• Given request:
Select from the records below every line that has the word "Οὐδεὶς" in it.

+++

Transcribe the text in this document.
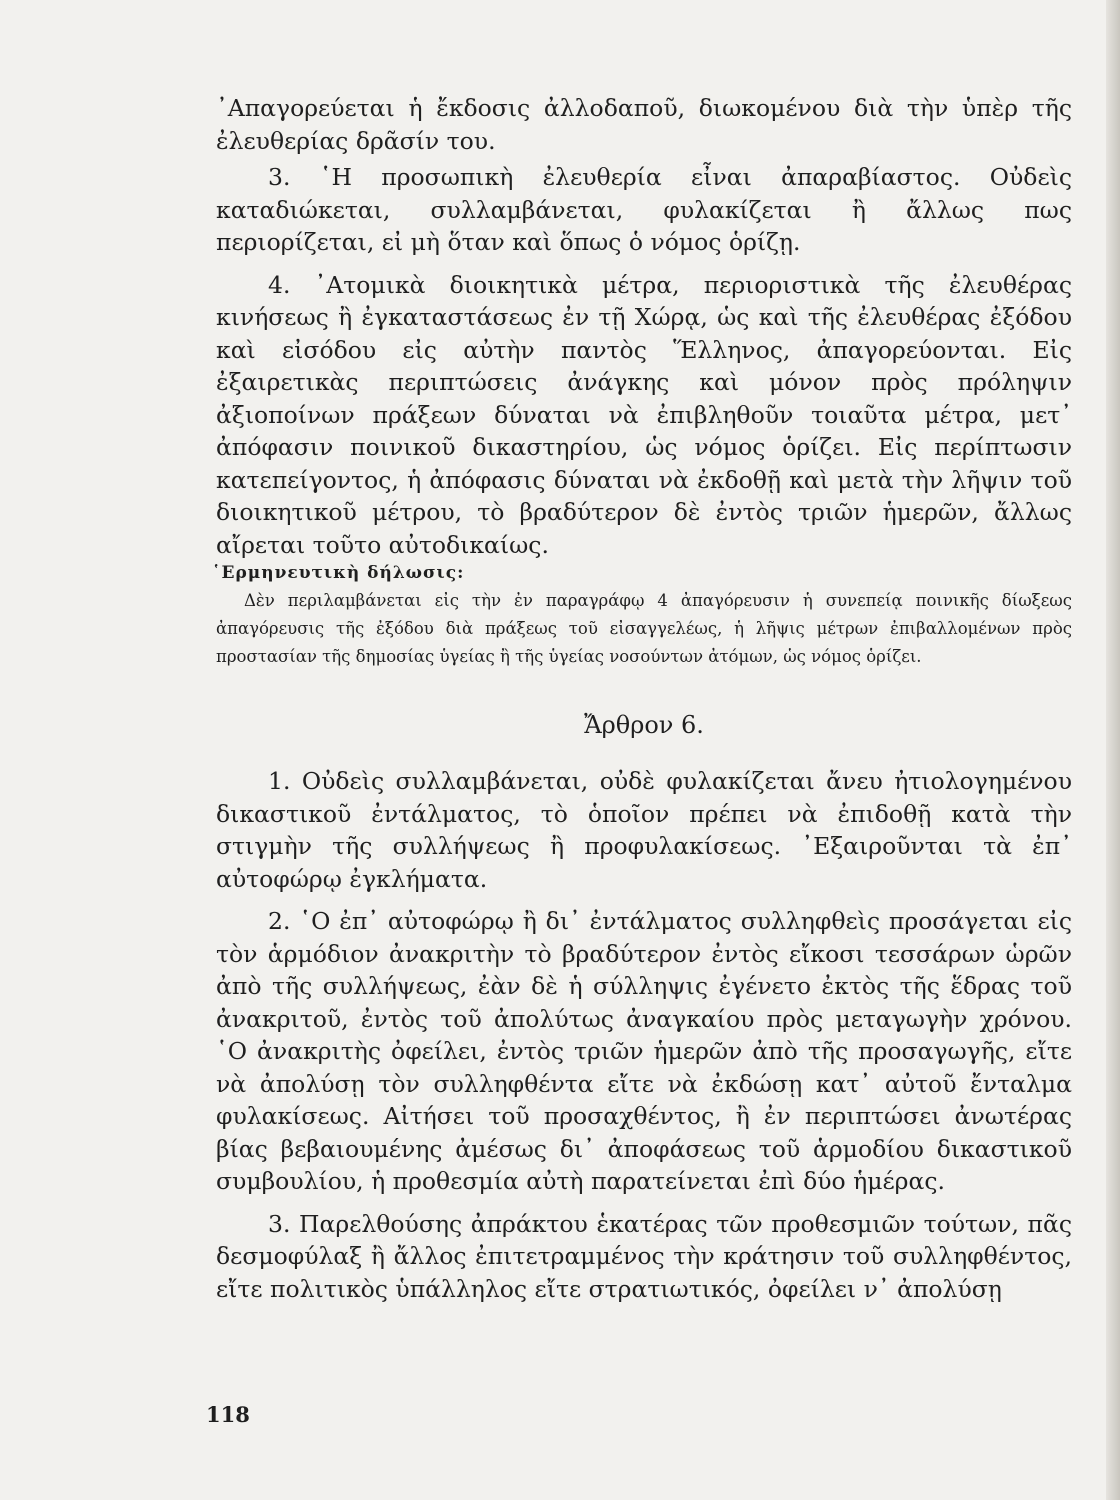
᾿Απαγορεύεται ἡ ἔκδοσις ἀλλοδαποῦ, διωκομένου διὰ τὴν ὑπὲρ τῆς ἐλευθερίας δρᾶσίν του.

3. ῾Η προσωπικὴ ἐλευθερία εἶναι ἀπαραβίαστος. Οὐδεὶς καταδιώκεται, συλλαμβάνεται, φυλακίζεται ἢ ἄλλως πως περιορίζεται, εἰ μὴ ὅταν καὶ ὅπως ὁ νόμος ὁρίζῃ.

4. ᾿Ατομικὰ διοικητικὰ μέτρα, περιοριστικὰ τῆς ἐλευθέρας κινήσεως ἢ ἐγκαταστάσεως ἐν τῇ Χώρᾳ, ὡς καὶ τῆς ἐλευθέρας ἐξόδου καὶ εἰσόδου εἰς αὐτὴν παντὸς Ἕλληνος, ἀπαγορεύονται. Εἰς ἐξαιρετικὰς περιπτώσεις ἀνάγκης καὶ μόνον πρὸς πρόληψιν ἀξιοποίνων πράξεων δύναται νὰ ἐπιβληθοῦν τοιαῦτα μέτρα, μετ᾿ ἀπόφασιν ποινικοῦ δικαστηρίου, ὡς νόμος ὁρίζει. Εἰς περίπτωσιν κατεπείγοντος, ἡ ἀπόφασις δύναται νὰ ἐκδοθῇ καὶ μετὰ τὴν λῆψιν τοῦ διοικητικοῦ μέτρου, τὸ βραδύτερον δὲ ἐντὸς τριῶν ἡμερῶν, ἄλλως αἴρεται τοῦτο αὐτοδικαίως.

῾Ερμηνευτικὴ δήλωσις:

Δὲν περιλαμβάνεται εἰς τὴν ἐν παραγράφῳ 4 ἀπαγόρευσιν ἡ συνεπείᾳ ποινικῆς δίωξεως ἀπαγόρευσις τῆς ἐξόδου διὰ πράξεως τοῦ εἰσαγγελέως, ἡ λῆψις μέτρων ἐπιβαλλομένων πρὸς προστασίαν τῆς δημοσίας ὑγείας ἢ τῆς ὑγείας νοσούντων ἀτόμων, ὡς νόμος ὁρίζει.

Ἄρθρον 6.

1. Οὐδεὶς συλλαμβάνεται, οὐδὲ φυλακίζεται ἄνευ ἠτιολογημένου δικαστικοῦ ἐντάλματος, τὸ ὁποῖον πρέπει νὰ ἐπιδοθῇ κατὰ τὴν στιγμὴν τῆς συλλήψεως ἢ προφυλακίσεως. ᾿Εξαιροῦνται τὰ ἐπ᾿ αὐτοφώρῳ ἐγκλήματα.

2. ῾Ο ἐπ᾿ αὐτοφώρῳ ἢ δι᾿ ἐντάλματος συλληφθεὶς προσάγεται εἰς τὸν ἁρμόδιον ἀνακριτὴν τὸ βραδύτερον ἐντὸς εἴκοσι τεσσάρων ὡρῶν ἀπὸ τῆς συλλήψεως, ἐὰν δὲ ἡ σύλληψις ἐγένετο ἐκτὸς τῆς ἕδρας τοῦ ἀνακριτοῦ, ἐντὸς τοῦ ἀπολύτως ἀναγκαίου πρὸς μεταγωγὴν χρόνου. ῾Ο ἀνακριτὴς ὀφείλει, ἐντὸς τριῶν ἡμερῶν ἀπὸ τῆς προσαγωγῆς, εἴτε νὰ ἀπολύσῃ τὸν συλληφθέντα εἴτε νὰ ἐκδώσῃ κατ᾿ αὐτοῦ ἔνταλμα φυλακίσεως. Αἰτήσει τοῦ προσαχθέντος, ἢ ἐν περιπτώσει ἀνωτέρας βίας βεβαιουμένης ἀμέσως δι᾿ ἀποφάσεως τοῦ ἁρμοδίου δικαστικοῦ συμβουλίου, ἡ προθεσμία αὐτὴ παρατείνεται ἐπὶ δύο ἡμέρας.

3. Παρελθούσης ἀπράκτου ἑκατέρας τῶν προθεσμιῶν τούτων, πᾶς δεσμοφύλαξ ἢ ἄλλος ἐπιτετραμμένος τὴν κράτησιν τοῦ συλληφθέντος, εἴτε πολιτικὸς ὑπάλληλος εἴτε στρατιωτικός, ὀφείλει ν᾿ ἀπολύσῃ

118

+++

• Worked solution:
3. ῾Η προσωπικὴ ἐλευθερία εἶναι ἀπαραβίαστος. Οὐδεὶς καταδιώκεται, συλλαμβάνεται, φυλακίζεται ἢ ἄλλως πως περιορίζεται, εἰ μὴ ὅταν καὶ ὅπως ὁ νόμος ὁρίζῃ.
1. Οὐδεὶς συλλαμβάνεται, οὐδὲ φυλακίζεται ἄνευ ἠτιολογημένου δικαστικοῦ ἐντάλματος, τὸ ὁποῖον πρέπει νὰ ἐπιδοθῇ κατὰ τὴν στιγμὴν τῆς συλλήψεως ἢ προφυλακίσεως. ᾿Εξαιροῦνται τὰ ἐπ᾿ αὐτοφώρῳ ἐγκλήματα.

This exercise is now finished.